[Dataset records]
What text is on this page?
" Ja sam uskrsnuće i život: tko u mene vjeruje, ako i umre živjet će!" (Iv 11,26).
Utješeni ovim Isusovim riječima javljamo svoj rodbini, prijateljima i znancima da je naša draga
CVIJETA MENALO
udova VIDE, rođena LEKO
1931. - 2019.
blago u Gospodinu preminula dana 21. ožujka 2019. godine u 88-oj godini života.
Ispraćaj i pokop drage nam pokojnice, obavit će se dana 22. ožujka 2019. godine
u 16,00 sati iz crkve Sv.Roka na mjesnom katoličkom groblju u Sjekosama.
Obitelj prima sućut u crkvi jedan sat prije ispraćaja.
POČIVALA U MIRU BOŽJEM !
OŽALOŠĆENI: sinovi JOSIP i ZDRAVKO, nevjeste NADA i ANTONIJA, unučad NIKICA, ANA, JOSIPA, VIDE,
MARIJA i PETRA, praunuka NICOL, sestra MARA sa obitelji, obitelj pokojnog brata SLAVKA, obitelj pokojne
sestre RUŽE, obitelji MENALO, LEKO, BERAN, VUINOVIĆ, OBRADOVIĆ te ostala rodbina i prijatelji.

The task:
In the records above, find the lines containing "VIDE" and copy them.

Task response:
udova VIDE, rođena LEKO
OŽALOŠĆENI: sinovi JOSIP i ZDRAVKO, nevjeste NADA i ANTONIJA, unučad NIKICA, ANA, JOSIPA, VIDE,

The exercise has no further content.